- **FRAGMENTO PROPORCIONADO**:
↓↓↓

Nos está tocando vivir en un mundo muy diferente al del no tan lejano 1986 que fue testigo de primera mano de la catástrofe nuclear que asoló Prípiat. Hoy, la velocidad a la que circula la información, no toda veraz —esto permanece inalterable—, a través de redes sociales y plataformas de mensajería es caldo de cultivo para fenómenos de todo tipo, incluyendo, por supuesto, los catódicos.
Algunos de ellos, efímeros, tan sólo son fruto de un entusiasmo colectivo momentáneo ligado a la novedad, terminando reducidos al trending topicvolátil condenado a caer en el olvido más pronto que tarde. Otros, por el contrario, están destinados a perdurar en la memoria colectiva por méritos propios, ya sean formales, narrativos, o ligados a sus valores de producción.

↑↑↑

- **MATERIAL PROPORCIONADO**:

↓↓↓

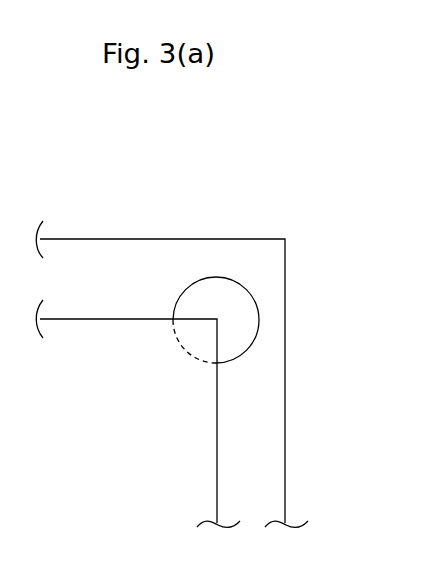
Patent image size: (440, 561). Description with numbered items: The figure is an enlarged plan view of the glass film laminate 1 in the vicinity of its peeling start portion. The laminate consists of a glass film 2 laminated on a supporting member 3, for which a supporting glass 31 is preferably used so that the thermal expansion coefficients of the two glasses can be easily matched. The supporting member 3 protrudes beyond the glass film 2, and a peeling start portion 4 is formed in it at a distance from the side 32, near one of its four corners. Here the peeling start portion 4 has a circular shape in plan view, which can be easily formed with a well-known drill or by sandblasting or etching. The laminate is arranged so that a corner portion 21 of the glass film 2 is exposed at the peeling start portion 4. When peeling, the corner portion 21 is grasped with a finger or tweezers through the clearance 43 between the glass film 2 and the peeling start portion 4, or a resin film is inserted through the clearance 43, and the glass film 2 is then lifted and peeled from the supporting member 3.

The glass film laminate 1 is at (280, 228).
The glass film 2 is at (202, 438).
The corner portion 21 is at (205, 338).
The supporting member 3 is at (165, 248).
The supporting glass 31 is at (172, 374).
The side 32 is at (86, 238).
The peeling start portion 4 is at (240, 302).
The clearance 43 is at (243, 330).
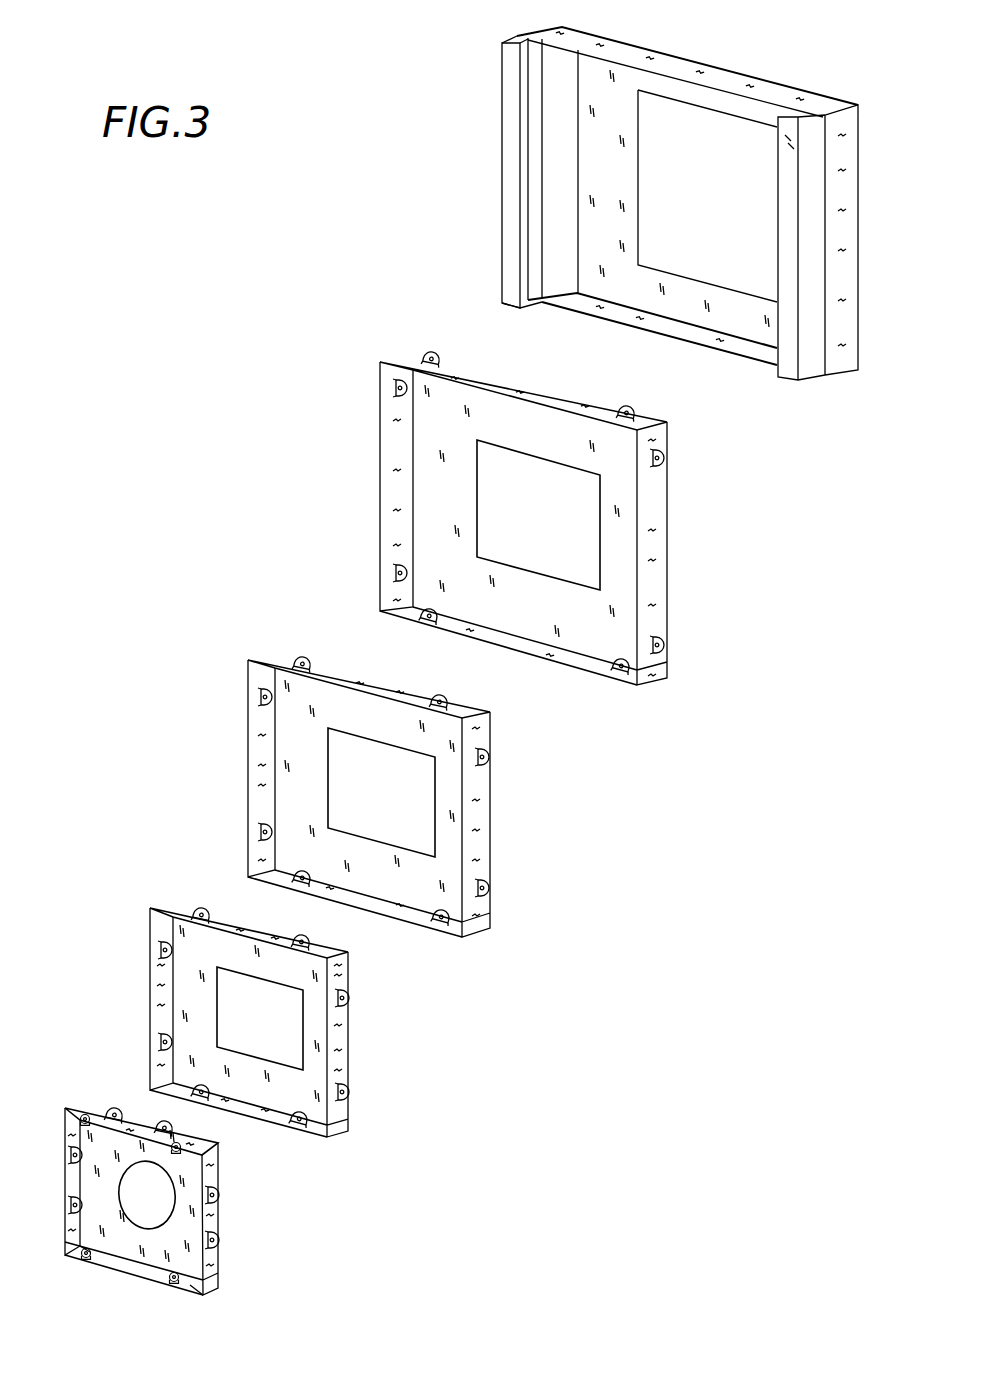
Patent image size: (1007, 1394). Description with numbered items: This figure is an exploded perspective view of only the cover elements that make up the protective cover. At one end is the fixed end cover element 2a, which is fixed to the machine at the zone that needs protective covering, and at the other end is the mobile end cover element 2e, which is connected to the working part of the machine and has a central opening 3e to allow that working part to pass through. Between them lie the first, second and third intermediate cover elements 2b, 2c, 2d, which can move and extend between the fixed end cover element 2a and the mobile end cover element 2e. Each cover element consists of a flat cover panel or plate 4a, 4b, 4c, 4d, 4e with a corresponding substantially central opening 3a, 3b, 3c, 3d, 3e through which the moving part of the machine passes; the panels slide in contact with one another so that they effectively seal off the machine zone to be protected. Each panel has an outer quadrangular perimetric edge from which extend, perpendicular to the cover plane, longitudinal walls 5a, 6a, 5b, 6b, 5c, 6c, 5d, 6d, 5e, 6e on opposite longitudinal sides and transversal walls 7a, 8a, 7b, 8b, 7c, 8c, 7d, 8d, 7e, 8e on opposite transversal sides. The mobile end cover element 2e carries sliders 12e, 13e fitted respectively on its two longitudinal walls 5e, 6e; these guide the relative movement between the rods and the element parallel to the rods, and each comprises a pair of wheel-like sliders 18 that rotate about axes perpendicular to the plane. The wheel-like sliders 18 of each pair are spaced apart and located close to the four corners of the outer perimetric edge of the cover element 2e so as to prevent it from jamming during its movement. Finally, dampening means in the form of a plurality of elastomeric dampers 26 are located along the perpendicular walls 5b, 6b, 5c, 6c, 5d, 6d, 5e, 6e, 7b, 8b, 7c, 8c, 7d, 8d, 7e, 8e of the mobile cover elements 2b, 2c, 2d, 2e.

↑↑↑
↓↓↓

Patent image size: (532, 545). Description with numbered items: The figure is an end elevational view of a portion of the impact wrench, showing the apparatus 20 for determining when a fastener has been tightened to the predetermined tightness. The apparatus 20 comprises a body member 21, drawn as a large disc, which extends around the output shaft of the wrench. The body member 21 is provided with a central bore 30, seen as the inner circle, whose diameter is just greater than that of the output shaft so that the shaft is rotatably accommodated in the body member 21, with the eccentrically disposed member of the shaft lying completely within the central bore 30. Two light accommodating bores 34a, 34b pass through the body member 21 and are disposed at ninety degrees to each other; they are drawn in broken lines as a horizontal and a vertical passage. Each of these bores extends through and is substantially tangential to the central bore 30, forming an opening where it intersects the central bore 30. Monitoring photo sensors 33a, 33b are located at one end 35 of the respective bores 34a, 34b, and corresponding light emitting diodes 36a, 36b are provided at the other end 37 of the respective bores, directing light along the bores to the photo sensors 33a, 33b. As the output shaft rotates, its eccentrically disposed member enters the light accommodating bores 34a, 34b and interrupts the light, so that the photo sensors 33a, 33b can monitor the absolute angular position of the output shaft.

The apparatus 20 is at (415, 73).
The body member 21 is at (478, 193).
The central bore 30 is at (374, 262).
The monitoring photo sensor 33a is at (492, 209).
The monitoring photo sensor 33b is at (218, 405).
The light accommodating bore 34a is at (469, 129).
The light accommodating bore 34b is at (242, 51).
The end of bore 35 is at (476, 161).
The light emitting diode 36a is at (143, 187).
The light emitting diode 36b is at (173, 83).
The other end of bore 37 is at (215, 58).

↑↑↑
↓↓↓

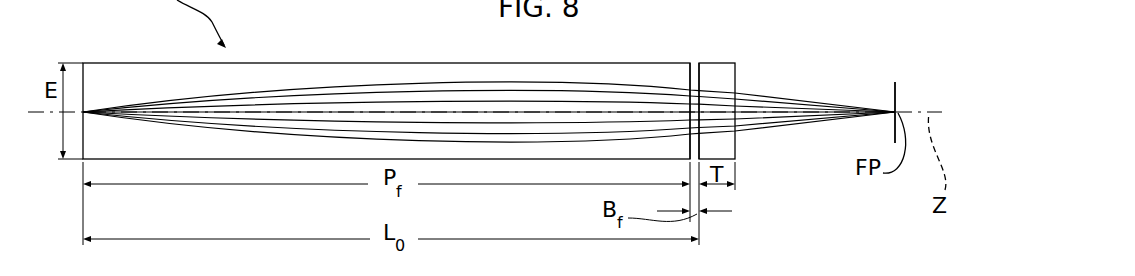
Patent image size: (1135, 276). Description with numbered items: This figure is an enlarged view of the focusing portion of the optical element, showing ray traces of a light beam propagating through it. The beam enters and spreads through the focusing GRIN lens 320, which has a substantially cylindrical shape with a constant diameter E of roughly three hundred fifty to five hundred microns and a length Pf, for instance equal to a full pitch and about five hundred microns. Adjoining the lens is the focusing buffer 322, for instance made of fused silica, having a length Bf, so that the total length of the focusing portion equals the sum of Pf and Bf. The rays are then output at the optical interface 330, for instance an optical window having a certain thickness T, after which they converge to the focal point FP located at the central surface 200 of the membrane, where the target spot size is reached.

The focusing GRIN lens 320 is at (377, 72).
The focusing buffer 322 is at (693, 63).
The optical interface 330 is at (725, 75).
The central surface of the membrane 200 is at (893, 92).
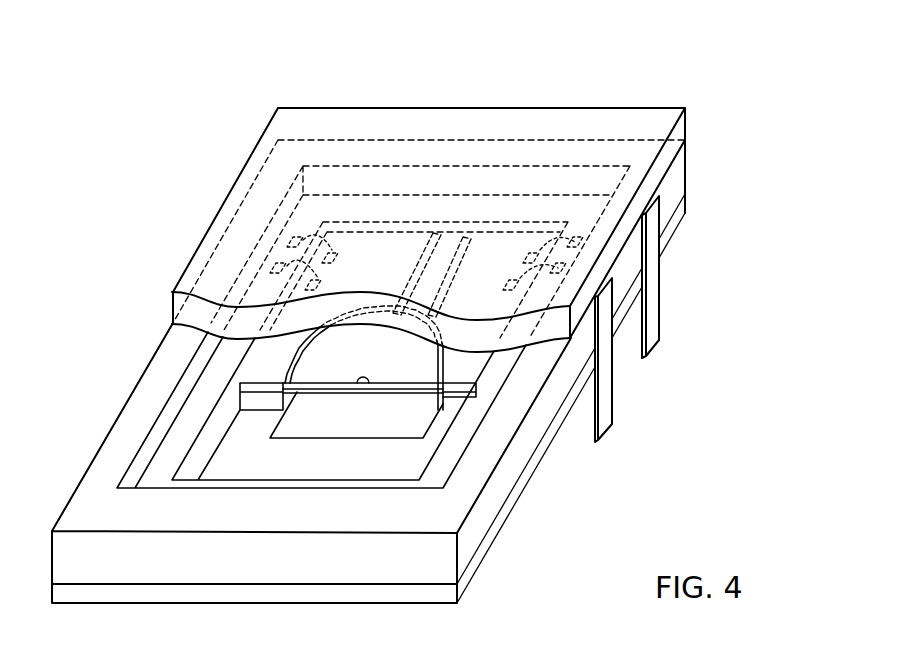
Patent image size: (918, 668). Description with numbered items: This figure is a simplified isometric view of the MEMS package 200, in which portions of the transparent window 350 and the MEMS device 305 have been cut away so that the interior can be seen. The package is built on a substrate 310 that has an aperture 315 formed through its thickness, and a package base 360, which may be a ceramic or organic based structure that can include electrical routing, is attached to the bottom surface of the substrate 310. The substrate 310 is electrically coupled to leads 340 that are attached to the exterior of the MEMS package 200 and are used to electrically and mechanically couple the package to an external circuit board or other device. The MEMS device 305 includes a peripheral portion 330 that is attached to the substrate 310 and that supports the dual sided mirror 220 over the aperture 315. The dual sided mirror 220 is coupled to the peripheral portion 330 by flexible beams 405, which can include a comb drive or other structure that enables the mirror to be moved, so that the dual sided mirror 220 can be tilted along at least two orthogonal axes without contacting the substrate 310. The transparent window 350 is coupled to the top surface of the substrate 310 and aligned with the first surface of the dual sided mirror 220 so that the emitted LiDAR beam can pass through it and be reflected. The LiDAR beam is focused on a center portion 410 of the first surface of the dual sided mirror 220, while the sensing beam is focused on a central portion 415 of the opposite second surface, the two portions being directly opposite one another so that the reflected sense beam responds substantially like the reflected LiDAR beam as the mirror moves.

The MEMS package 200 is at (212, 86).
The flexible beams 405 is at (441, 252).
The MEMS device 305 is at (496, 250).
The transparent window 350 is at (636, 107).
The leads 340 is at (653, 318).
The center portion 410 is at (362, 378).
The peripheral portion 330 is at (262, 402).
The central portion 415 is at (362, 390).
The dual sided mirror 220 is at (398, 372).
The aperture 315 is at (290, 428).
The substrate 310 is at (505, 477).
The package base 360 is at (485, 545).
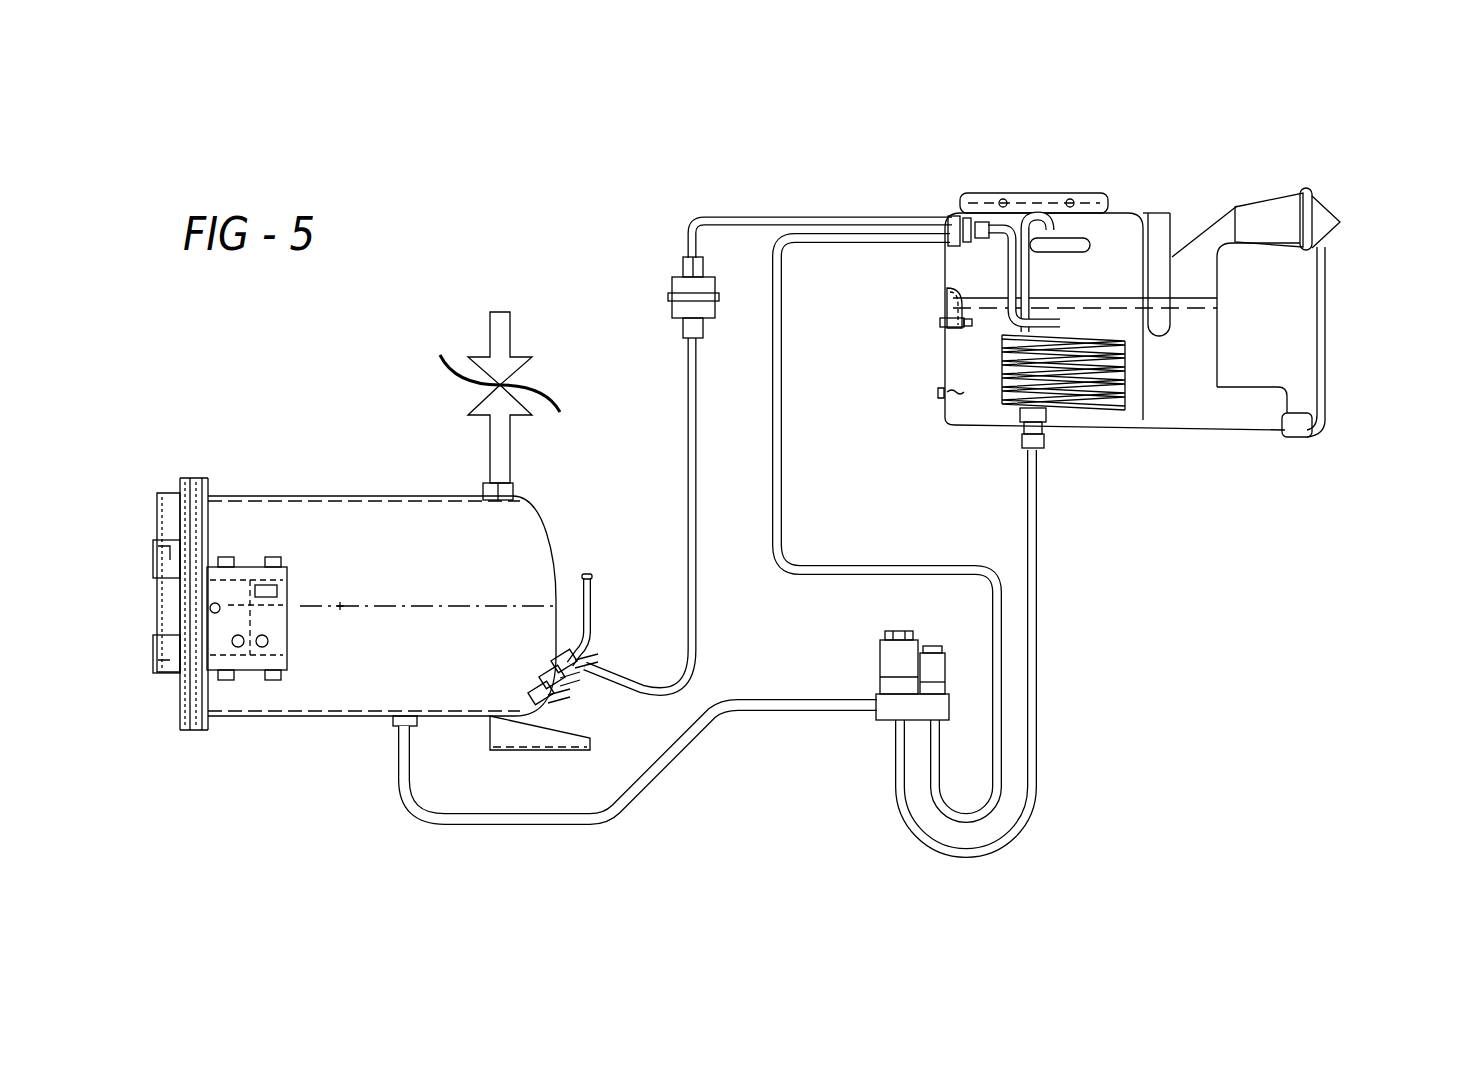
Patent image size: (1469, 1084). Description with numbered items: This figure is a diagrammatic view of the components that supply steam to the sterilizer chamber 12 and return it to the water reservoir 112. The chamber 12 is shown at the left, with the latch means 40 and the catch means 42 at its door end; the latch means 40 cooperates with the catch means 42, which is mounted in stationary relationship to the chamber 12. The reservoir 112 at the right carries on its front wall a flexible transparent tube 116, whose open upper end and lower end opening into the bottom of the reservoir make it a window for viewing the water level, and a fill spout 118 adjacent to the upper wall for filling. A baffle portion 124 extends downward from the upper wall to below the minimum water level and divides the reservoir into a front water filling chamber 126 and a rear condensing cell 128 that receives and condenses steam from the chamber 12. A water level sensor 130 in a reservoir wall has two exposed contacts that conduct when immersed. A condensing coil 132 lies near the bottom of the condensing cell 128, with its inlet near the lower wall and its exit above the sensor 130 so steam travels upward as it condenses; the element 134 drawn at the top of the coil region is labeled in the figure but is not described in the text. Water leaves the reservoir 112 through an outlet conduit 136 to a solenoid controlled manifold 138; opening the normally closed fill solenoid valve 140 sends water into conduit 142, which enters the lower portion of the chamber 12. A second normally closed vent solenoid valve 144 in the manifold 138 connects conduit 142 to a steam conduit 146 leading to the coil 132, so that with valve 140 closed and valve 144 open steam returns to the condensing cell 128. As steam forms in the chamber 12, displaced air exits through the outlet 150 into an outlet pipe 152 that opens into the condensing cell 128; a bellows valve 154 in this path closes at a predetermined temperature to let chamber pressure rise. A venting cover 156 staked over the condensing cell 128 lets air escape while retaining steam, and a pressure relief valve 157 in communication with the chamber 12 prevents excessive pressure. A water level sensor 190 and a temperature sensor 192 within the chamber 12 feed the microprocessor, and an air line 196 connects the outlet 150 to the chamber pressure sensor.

↑↑↑

- **REQUISITOS**:
a: Extrae todas las filas que contengan la palabra "laminate".
b: Retoma la redacción del fragmento sobre los fenómenos televisivos a partir de su última oración.
El fragmento y las filas constituyen materiales independientes entre sí.

- **RESPUESTAS**:
a:
Patent image size: (440, 561). Description with numbered items: The figure is an enlarged plan view of the glass film laminate 1 in the vicinity of its peeling start portion. The laminate consists of a glass film 2 laminated on a supporting member 3, for which a supporting glass 31 is preferably used so that the thermal expansion coefficients of the two glasses can be easily matched. The supporting member 3 protrudes beyond the glass film 2, and a peeling start portion 4 is formed in it at a distance from the side 32, near one of its four corners. Here the peeling start portion 4 has a circular shape in plan view, which can be easily formed with a well-known drill or by sandblasting or etching. The laminate is arranged so that a corner portion 21 of the glass film 2 is exposed at the peeling start portion 4. When peeling, the corner portion 21 is grasped with a finger or tweezers through the clearance 43 between the glass film 2 and the peeling start portion 4, or a resin film is inserted through the clearance 43, and the glass film 2 is then lifted and peeled from the supporting member 3.
The glass film laminate 1 is at (280, 228).

b:
Una vez finalizada, no cabe duda de que ‘Chernobyl’, la coproducción de HBOy Sky UK, forma parte de este último tipo de fenómeno. Uno que enmarcar como un hito televisivo moderno gracias a su exquisito cóctel de géneros, articulado a través de una dirección de Johan Renck y un guión de Craig Mazin sencillamente impecables sobre los que se edifica la gran pesadilla radiactiva del siglo XX.
Una cuestión de género
El aficionado más curtido en el género de terror, tarde o temprano termina sufriendo una suerte de pérdida de sensibilidad que le invita a celebrar por todo lo alto cualquier tipo de producción que logre estremecerle mínimamente. En mi caso, tras años de decepciones y alguna que otra alegría puntual, puedo afirmar que ‘Chernobyl’ es el ejercicio de horror audiovisual más desasosegante al que me he enfrentado recientemente.
Camuflado bajo el manto de la reconstrucción histórica, del drama basado en hechos reales e, incluso, del thriller político, la miniserie encuentra su verdadero corazón en el terror más puro. De ese en el que el efectismo puntual queda relegado a un segundo término por una atmósfera asfixiante que se filtra bajo la piel, activando las glándulas sudoríparas, secando las salivares, y atacando a los miedos más primitivos del ser humano.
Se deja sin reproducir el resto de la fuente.